## [The data]

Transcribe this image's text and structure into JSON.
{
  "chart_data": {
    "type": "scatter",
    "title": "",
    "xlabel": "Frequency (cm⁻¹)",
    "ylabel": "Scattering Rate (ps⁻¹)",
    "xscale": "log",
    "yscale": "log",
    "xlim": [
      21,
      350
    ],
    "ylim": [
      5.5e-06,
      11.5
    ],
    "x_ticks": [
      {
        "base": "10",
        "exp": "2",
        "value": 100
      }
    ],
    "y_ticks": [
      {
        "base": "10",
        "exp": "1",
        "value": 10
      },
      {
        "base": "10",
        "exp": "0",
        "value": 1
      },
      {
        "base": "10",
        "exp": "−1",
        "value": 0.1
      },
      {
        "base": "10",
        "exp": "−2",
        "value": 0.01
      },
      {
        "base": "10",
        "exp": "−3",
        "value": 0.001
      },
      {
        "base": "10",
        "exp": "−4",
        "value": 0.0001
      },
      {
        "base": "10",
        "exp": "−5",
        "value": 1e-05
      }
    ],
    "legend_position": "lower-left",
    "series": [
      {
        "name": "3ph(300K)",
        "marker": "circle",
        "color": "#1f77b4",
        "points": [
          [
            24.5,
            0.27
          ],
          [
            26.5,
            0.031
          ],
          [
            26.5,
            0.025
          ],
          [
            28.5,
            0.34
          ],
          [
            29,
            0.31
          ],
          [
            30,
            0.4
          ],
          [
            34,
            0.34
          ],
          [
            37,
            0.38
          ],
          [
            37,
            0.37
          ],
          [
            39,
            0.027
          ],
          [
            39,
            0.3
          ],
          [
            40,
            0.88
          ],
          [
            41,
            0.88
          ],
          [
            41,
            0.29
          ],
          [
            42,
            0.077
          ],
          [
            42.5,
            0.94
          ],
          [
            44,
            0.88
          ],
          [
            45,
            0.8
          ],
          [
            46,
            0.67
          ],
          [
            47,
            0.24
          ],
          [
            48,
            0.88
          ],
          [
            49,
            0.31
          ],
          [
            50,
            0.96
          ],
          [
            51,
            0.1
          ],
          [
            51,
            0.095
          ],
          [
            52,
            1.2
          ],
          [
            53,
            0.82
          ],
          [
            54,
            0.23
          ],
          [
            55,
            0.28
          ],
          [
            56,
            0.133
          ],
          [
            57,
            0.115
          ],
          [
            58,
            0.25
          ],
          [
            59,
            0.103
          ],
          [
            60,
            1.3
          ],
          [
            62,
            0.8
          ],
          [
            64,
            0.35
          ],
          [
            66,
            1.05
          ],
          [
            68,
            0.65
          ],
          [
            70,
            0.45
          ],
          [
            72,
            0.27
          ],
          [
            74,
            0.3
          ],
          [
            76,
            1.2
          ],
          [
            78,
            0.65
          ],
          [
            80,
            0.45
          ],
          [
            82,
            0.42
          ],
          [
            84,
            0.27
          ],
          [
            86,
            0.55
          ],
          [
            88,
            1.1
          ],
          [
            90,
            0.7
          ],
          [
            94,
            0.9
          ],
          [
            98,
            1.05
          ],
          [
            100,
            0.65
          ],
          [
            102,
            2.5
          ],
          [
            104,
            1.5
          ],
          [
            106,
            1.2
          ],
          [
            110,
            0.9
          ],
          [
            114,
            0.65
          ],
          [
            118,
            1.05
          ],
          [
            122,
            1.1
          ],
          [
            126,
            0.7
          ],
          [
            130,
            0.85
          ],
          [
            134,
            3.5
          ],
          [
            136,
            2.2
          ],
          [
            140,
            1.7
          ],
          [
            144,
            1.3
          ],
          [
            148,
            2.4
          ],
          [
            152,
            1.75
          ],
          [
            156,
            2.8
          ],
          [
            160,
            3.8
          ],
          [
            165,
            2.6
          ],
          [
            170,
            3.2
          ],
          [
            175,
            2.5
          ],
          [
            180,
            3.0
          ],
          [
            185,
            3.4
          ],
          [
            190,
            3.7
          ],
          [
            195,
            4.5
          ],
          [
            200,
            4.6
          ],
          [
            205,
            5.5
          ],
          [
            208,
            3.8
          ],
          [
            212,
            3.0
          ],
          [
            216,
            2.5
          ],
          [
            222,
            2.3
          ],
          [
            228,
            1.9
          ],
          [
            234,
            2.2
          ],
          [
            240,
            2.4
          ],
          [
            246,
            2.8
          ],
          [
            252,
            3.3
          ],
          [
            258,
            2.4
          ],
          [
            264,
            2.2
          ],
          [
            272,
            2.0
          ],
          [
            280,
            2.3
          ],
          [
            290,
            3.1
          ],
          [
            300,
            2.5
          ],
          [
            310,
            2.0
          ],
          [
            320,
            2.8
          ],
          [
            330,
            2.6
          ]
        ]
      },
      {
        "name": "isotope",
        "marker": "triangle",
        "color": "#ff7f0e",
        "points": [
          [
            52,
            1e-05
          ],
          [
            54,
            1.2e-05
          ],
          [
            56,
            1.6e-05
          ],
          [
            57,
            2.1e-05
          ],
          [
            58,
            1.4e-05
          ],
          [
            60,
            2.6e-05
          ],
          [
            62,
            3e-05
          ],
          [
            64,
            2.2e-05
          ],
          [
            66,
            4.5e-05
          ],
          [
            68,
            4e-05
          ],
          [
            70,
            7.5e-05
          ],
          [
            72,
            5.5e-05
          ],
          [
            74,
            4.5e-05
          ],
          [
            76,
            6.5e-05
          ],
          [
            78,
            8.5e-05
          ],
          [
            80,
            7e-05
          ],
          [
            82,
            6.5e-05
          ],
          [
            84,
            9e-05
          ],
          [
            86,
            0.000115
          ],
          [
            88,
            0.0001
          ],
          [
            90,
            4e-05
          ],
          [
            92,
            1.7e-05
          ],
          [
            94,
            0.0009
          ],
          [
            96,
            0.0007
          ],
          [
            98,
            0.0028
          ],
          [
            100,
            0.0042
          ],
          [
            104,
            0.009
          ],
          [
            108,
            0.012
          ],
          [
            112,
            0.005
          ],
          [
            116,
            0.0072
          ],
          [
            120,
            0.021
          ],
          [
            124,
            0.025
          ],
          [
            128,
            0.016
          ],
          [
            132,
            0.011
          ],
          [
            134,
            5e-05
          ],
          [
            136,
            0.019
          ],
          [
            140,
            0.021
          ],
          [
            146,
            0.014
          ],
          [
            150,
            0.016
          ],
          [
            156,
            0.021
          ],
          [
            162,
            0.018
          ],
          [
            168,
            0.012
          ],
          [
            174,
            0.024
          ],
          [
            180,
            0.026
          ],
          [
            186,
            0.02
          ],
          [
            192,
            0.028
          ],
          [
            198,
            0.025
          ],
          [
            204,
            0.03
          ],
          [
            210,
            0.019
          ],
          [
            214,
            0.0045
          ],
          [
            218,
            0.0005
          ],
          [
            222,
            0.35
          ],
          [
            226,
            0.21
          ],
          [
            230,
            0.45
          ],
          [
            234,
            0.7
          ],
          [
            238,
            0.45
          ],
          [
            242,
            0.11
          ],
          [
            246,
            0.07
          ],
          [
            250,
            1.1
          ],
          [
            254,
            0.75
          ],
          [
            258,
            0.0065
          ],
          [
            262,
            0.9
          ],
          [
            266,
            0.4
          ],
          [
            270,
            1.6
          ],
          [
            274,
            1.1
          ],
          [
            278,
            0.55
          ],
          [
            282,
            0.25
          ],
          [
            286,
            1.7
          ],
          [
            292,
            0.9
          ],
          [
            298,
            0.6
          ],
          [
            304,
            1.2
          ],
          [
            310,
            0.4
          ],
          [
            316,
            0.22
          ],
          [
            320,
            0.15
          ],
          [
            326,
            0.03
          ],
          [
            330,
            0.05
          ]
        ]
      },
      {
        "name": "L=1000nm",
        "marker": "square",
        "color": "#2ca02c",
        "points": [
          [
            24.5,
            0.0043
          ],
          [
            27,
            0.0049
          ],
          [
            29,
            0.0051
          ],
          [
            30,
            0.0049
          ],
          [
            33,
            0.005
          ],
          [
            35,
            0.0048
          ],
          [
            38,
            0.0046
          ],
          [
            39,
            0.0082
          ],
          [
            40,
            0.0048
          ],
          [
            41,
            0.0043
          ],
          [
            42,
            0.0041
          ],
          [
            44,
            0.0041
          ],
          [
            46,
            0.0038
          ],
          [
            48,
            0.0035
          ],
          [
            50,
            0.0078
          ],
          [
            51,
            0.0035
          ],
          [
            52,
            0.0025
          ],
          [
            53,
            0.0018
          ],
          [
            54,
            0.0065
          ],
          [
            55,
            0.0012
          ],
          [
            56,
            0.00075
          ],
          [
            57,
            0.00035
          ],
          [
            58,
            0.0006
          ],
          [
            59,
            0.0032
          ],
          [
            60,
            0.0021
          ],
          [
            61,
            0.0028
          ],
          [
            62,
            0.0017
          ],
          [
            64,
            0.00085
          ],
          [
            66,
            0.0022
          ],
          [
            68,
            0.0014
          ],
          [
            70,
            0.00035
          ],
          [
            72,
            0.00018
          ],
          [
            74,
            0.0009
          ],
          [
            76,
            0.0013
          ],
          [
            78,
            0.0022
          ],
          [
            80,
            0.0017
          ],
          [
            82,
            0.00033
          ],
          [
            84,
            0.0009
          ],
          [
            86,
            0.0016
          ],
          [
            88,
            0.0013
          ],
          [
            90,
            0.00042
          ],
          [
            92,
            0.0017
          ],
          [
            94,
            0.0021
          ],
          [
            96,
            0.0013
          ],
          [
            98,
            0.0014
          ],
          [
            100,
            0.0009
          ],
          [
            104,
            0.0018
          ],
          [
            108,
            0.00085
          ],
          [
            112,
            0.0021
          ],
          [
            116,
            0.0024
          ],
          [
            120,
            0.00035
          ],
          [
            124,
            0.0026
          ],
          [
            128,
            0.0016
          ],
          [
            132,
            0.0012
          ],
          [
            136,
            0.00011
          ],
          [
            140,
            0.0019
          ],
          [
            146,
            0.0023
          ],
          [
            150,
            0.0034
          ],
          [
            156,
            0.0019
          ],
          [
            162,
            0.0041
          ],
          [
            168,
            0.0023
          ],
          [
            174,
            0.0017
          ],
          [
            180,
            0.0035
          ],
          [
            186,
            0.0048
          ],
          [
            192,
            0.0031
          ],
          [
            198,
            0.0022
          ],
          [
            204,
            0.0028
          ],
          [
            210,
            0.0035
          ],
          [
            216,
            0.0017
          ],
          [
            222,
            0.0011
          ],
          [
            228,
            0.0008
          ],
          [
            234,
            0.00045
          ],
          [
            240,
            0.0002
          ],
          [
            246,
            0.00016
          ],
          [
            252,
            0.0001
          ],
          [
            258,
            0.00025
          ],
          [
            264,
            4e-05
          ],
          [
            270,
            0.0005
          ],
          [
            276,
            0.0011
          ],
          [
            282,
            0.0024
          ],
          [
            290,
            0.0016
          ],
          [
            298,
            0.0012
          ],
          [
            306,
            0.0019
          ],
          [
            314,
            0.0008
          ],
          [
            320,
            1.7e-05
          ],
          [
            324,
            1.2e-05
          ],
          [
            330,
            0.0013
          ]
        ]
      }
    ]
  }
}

---

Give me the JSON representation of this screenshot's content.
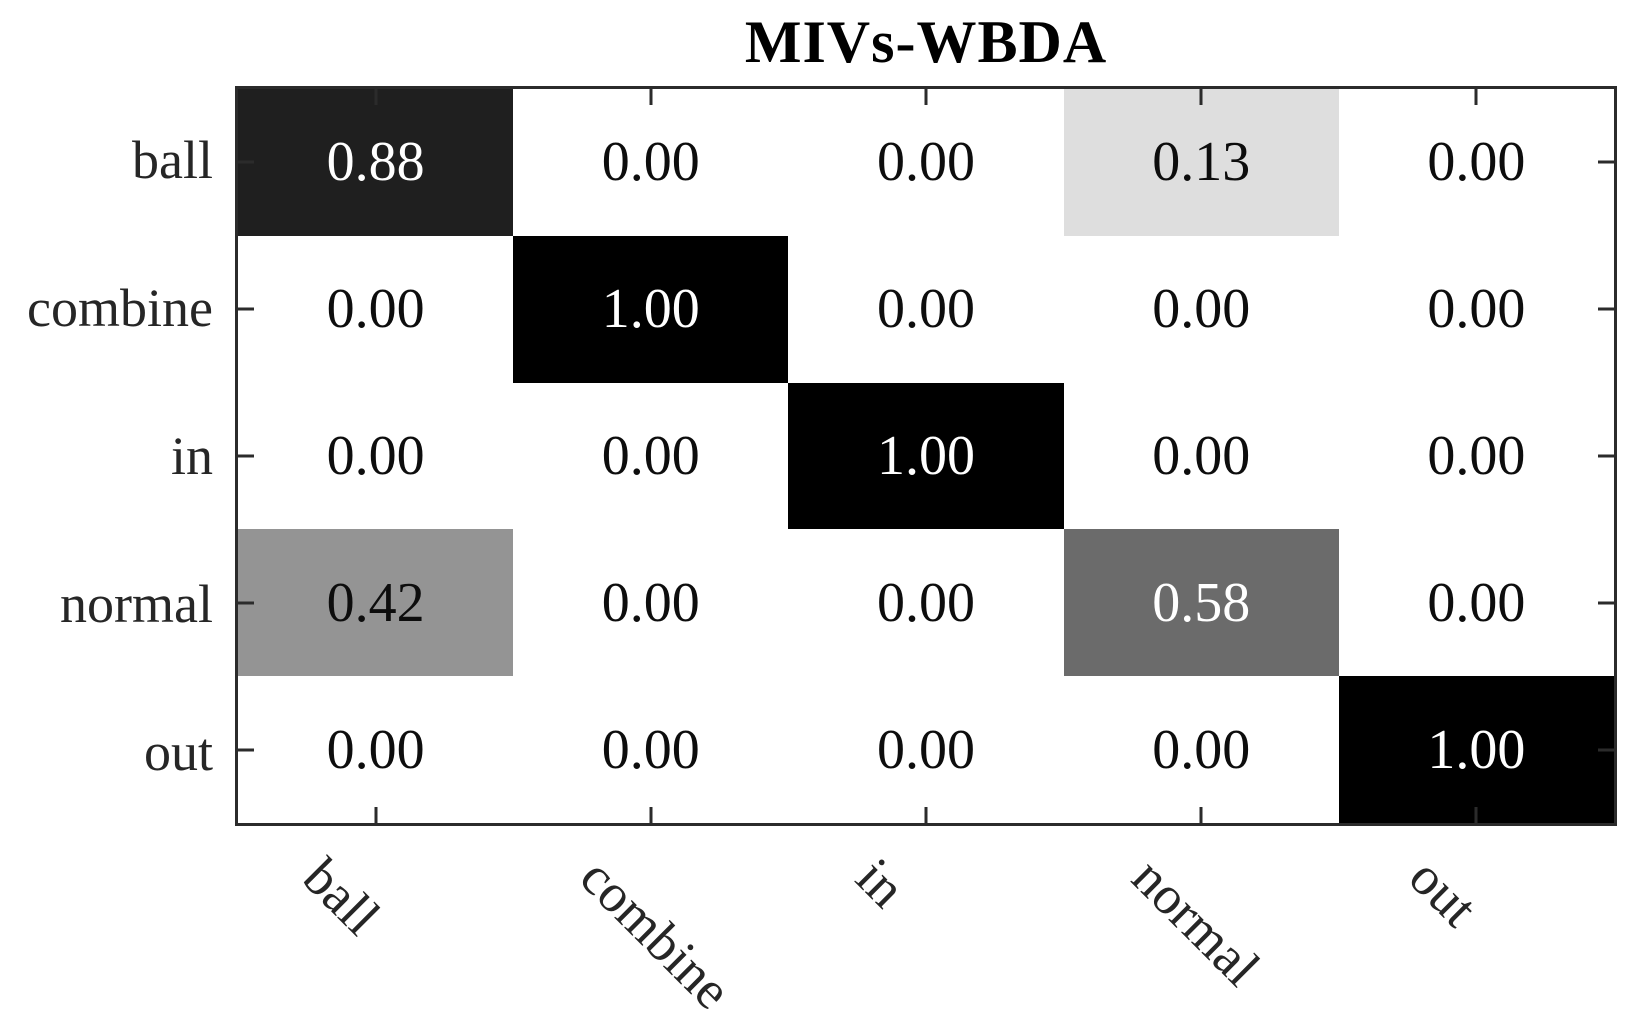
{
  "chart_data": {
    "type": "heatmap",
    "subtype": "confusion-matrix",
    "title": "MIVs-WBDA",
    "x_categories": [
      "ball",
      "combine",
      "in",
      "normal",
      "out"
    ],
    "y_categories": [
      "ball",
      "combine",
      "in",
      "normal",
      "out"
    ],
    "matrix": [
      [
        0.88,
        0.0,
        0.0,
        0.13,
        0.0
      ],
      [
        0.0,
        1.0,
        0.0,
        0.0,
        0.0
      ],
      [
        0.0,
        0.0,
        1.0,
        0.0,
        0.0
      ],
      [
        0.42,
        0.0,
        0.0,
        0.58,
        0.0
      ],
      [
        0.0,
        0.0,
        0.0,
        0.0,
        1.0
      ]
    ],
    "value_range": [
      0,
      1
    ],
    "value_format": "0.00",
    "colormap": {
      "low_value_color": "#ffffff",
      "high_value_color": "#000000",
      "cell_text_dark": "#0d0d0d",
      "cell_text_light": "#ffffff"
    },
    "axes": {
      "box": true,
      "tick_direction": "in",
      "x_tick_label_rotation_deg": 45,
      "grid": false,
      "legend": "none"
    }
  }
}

## [What this task involves]
Copy, from the material, each line that holds the string "ffffff".

## [Result of this exercise]
      "low_value_color": "#ffffff",
      "cell_text_light": "#ffffff"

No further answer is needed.